((

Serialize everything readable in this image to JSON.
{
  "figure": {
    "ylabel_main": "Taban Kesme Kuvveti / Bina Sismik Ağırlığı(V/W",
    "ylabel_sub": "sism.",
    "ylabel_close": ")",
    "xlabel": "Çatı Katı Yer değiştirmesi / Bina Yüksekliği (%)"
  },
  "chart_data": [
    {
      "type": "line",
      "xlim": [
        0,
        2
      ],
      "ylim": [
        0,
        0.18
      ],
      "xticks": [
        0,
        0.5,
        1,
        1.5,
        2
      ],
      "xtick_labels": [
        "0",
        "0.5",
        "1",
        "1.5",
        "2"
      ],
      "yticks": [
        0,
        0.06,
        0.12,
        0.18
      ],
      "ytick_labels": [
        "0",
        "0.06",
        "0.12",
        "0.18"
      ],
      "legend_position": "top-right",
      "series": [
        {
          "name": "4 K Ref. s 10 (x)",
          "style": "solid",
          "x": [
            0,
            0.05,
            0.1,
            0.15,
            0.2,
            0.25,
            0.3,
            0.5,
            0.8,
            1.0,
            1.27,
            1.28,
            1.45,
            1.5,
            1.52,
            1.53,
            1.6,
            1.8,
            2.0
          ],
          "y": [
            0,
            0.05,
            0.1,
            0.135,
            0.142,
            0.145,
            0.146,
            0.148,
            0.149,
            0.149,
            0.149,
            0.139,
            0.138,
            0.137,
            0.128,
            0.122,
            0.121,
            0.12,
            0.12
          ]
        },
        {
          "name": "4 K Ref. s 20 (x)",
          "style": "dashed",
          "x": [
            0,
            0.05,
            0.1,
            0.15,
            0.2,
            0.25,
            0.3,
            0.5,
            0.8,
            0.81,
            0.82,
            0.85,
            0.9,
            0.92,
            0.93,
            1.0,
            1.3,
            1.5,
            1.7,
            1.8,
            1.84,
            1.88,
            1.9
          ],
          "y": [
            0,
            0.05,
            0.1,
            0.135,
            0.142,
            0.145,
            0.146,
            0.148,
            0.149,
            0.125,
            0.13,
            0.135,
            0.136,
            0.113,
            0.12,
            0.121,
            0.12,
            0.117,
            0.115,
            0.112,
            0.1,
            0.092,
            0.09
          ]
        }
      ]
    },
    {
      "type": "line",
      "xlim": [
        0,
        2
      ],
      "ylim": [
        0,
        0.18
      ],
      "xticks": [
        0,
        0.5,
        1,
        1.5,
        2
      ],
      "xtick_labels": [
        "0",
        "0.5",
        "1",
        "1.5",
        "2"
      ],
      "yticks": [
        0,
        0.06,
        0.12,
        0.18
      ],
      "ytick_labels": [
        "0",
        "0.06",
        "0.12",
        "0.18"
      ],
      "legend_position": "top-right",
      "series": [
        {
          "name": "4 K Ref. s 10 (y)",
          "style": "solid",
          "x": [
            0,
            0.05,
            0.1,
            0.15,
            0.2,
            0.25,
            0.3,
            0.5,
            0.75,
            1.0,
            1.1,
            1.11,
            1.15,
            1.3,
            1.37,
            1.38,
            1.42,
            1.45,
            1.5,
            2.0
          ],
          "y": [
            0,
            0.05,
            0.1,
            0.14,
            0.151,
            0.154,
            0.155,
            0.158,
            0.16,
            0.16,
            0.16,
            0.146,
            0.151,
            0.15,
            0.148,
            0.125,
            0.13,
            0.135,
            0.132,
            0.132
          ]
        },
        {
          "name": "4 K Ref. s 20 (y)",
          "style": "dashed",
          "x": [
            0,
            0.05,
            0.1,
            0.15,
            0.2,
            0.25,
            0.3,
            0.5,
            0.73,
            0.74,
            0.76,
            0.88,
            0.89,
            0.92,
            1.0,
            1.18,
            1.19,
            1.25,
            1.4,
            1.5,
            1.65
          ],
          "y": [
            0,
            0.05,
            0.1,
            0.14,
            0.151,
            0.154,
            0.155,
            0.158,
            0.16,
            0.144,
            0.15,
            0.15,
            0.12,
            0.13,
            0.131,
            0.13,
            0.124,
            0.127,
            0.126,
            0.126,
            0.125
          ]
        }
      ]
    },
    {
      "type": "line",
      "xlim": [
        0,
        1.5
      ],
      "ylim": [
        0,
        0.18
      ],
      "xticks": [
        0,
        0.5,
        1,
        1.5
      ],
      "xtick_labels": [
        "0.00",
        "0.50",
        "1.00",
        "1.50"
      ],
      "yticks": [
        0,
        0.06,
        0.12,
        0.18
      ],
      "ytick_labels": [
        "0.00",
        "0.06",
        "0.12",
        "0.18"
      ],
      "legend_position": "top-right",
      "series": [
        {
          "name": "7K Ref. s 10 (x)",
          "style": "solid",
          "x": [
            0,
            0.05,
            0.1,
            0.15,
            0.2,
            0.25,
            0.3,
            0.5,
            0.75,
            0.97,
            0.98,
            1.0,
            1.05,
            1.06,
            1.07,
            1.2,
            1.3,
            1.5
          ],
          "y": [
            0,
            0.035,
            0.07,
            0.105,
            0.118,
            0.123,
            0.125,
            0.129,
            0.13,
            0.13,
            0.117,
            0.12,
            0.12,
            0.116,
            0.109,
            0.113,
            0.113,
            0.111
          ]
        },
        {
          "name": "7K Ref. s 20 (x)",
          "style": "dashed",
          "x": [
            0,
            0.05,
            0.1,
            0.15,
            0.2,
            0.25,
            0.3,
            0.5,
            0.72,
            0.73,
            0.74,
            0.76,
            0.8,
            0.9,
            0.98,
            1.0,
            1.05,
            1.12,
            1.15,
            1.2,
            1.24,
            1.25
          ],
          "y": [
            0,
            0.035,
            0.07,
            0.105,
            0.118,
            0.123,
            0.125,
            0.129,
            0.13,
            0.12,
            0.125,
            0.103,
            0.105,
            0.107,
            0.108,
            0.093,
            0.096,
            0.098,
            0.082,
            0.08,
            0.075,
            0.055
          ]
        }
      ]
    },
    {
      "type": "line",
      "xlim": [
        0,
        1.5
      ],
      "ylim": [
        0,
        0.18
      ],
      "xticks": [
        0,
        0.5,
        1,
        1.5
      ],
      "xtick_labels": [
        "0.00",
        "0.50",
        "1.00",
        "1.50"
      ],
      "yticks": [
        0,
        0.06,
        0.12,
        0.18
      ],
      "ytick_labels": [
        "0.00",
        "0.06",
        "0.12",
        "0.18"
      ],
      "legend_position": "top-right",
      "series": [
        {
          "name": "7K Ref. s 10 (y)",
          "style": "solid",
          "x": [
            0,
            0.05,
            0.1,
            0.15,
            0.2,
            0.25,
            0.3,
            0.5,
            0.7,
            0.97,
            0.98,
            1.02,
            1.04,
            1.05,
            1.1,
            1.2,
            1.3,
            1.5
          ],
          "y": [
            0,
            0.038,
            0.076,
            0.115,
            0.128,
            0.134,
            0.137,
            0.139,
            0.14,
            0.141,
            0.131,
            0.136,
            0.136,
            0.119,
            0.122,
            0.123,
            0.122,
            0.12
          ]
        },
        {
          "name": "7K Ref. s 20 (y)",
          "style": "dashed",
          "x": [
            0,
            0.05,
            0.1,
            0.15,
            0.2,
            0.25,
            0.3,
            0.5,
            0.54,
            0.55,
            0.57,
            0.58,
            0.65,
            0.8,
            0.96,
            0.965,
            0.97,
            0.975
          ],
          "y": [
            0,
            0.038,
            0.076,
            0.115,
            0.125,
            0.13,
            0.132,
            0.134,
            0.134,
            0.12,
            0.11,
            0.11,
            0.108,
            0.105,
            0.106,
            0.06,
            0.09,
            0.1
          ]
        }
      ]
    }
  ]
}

))

## Exercise task
Quote every entry exactly.

## Problem solution
Serialize everything readable in this image to JSON.
{
  "figure": {
    "ylabel_main": "Taban Kesme Kuvveti / Bina Sismik Ağırlığı(V/W",
    "ylabel_sub": "sism.",
    "ylabel_close": ")",
    "xlabel": "Çatı Katı Yer değiştirmesi / Bina Yüksekliği (%)"
  },
  "chart_data": [
    {
      "type": "line",
      "xlim": [
        0,
        2
      ],
      "ylim": [
        0,
        0.18
      ],
      "xticks": [
        0,
        0.5,
        1,
        1.5,
        2
      ],
      "xtick_labels": [
        "0",
        "0.5",
        "1",
        "1.5",
        "2"
      ],
      "yticks": [
        0,
        0.06,
        0.12,
        0.18
      ],
      "ytick_labels": [
        "0",
        "0.06",
        "0.12",
        "0.18"
      ],
      "legend_position": "top-right",
      "series": [
        {
          "name": "4 K Ref. s 10 (x)",
          "style": "solid",
          "x": [
            0,
            0.05,
            0.1,
            0.15,
            0.2,
            0.25,
            0.3,
            0.5,
            0.8,
            1.0,
            1.27,
            1.28,
            1.45,
            1.5,
            1.52,
            1.53,
            1.6,
            1.8,
            2.0
          ],
          "y": [
            0,
            0.05,
            0.1,
            0.135,
            0.142,
            0.145,
            0.146,
            0.148,
            0.149,
            0.149,
            0.149,
            0.139,
            0.138,
            0.137,
            0.128,
            0.122,
            0.121,
            0.12,
            0.12
          ]
        },
        {
          "name": "4 K Ref. s 20 (x)",
          "style": "dashed",
          "x": [
            0,
            0.05,
            0.1,
            0.15,
            0.2,
            0.25,
            0.3,
            0.5,
            0.8,
            0.81,
            0.82,
            0.85,
            0.9,
            0.92,
            0.93,
            1.0,
            1.3,
            1.5,
            1.7,
            1.8,
            1.84,
            1.88,
            1.9
          ],
          "y": [
            0,
            0.05,
            0.1,
            0.135,
            0.142,
            0.145,
            0.146,
            0.148,
            0.149,
            0.125,
            0.13,
            0.135,
            0.136,
            0.113,
            0.12,
            0.121,
            0.12,
            0.117,
            0.115,
            0.112,
            0.1,
            0.092,
            0.09
          ]
        }
      ]
    },
    {
      "type": "line",
      "xlim": [
        0,
        2
      ],
      "ylim": [
        0,
        0.18
      ],
      "xticks": [
        0,
        0.5,
        1,
        1.5,
        2
      ],
      "xtick_labels": [
        "0",
        "0.5",
        "1",
        "1.5",
        "2"
      ],
      "yticks": [
        0,
        0.06,
        0.12,
        0.18
      ],
      "ytick_labels": [
        "0",
        "0.06",
        "0.12",
        "0.18"
      ],
      "legend_position": "top-right",
      "series": [
        {
          "name": "4 K Ref. s 10 (y)",
          "style": "solid",
          "x": [
            0,
            0.05,
            0.1,
            0.15,
            0.2,
            0.25,
            0.3,
            0.5,
            0.75,
            1.0,
            1.1,
            1.11,
            1.15,
            1.3,
            1.37,
            1.38,
            1.42,
            1.45,
            1.5,
            2.0
          ],
          "y": [
            0,
            0.05,
            0.1,
            0.14,
            0.151,
            0.154,
            0.155,
            0.158,
            0.16,
            0.16,
            0.16,
            0.146,
            0.151,
            0.15,
            0.148,
            0.125,
            0.13,
            0.135,
            0.132,
            0.132
          ]
        },
        {
          "name": "4 K Ref. s 20 (y)",
          "style": "dashed",
          "x": [
            0,
            0.05,
            0.1,
            0.15,
            0.2,
            0.25,
            0.3,
            0.5,
            0.73,
            0.74,
            0.76,
            0.88,
            0.89,
            0.92,
            1.0,
            1.18,
            1.19,
            1.25,
            1.4,
            1.5,
            1.65
          ],
          "y": [
            0,
            0.05,
            0.1,
            0.14,
            0.151,
            0.154,
            0.155,
            0.158,
            0.16,
            0.144,
            0.15,
            0.15,
            0.12,
            0.13,
            0.131,
            0.13,
            0.124,
            0.127,
            0.126,
            0.126,
            0.125
          ]
        }
      ]
    },
    {
      "type": "line",
      "xlim": [
        0,
        1.5
      ],
      "ylim": [
        0,
        0.18
      ],
      "xticks": [
        0,
        0.5,
        1,
        1.5
      ],
      "xtick_labels": [
        "0.00",
        "0.50",
        "1.00",
        "1.50"
      ],
      "yticks": [
        0,
        0.06,
        0.12,
        0.18
      ],
      "ytick_labels": [
        "0.00",
        "0.06",
        "0.12",
        "0.18"
      ],
      "legend_position": "top-right",
      "series": [
        {
          "name": "7K Ref. s 10 (x)",
          "style": "solid",
          "x": [
            0,
            0.05,
            0.1,
            0.15,
            0.2,
            0.25,
            0.3,
            0.5,
            0.75,
            0.97,
            0.98,
            1.0,
            1.05,
            1.06,
            1.07,
            1.2,
            1.3,
            1.5
          ],
          "y": [
            0,
            0.035,
            0.07,
            0.105,
            0.118,
            0.123,
            0.125,
            0.129,
            0.13,
            0.13,
            0.117,
            0.12,
            0.12,
            0.116,
            0.109,
            0.113,
            0.113,
            0.111
          ]
        },
        {
          "name": "7K Ref. s 20 (x)",
          "style": "dashed",
          "x": [
            0,
            0.05,
            0.1,
            0.15,
            0.2,
            0.25,
            0.3,
            0.5,
            0.72,
            0.73,
            0.74,
            0.76,
            0.8,
            0.9,
            0.98,
            1.0,
            1.05,
            1.12,
            1.15,
            1.2,
            1.24,
            1.25
          ],
          "y": [
            0,
            0.035,
            0.07,
            0.105,
            0.118,
            0.123,
            0.125,
            0.129,
            0.13,
            0.12,
            0.125,
            0.103,
            0.105,
            0.107,
            0.108,
            0.093,
            0.096,
            0.098,
            0.082,
            0.08,
            0.075,
            0.055
          ]
        }
      ]
    },
    {
      "type": "line",
      "xlim": [
        0,
        1.5
      ],
      "ylim": [
        0,
        0.18
      ],
      "xticks": [
        0,
        0.5,
        1,
        1.5
      ],
      "xtick_labels": [
        "0.00",
        "0.50",
        "1.00",
        "1.50"
      ],
      "yticks": [
        0,
        0.06,
        0.12,
        0.18
      ],
      "ytick_labels": [
        "0.00",
        "0.06",
        "0.12",
        "0.18"
      ],
      "legend_position": "top-right",
      "series": [
        {
          "name": "7K Ref. s 10 (y)",
          "style": "solid",
          "x": [
            0,
            0.05,
            0.1,
            0.15,
            0.2,
            0.25,
            0.3,
            0.5,
            0.7,
            0.97,
            0.98,
            1.02,
            1.04,
            1.05,
            1.1,
            1.2,
            1.3,
            1.5
          ],
          "y": [
            0,
            0.038,
            0.076,
            0.115,
            0.128,
            0.134,
            0.137,
            0.139,
            0.14,
            0.141,
            0.131,
            0.136,
            0.136,
            0.119,
            0.122,
            0.123,
            0.122,
            0.12
          ]
        },
        {
          "name": "7K Ref. s 20 (y)",
          "style": "dashed",
          "x": [
            0,
            0.05,
            0.1,
            0.15,
            0.2,
            0.25,
            0.3,
            0.5,
            0.54,
            0.55,
            0.57,
            0.58,
            0.65,
            0.8,
            0.96,
            0.965,
            0.97,
            0.975
          ],
          "y": [
            0,
            0.038,
            0.076,
            0.115,
            0.125,
            0.13,
            0.132,
            0.134,
            0.134,
            0.12,
            0.11,
            0.11,
            0.108,
            0.105,
            0.106,
            0.06,
            0.09,
            0.1
          ]
        }
      ]
    }
  ]
}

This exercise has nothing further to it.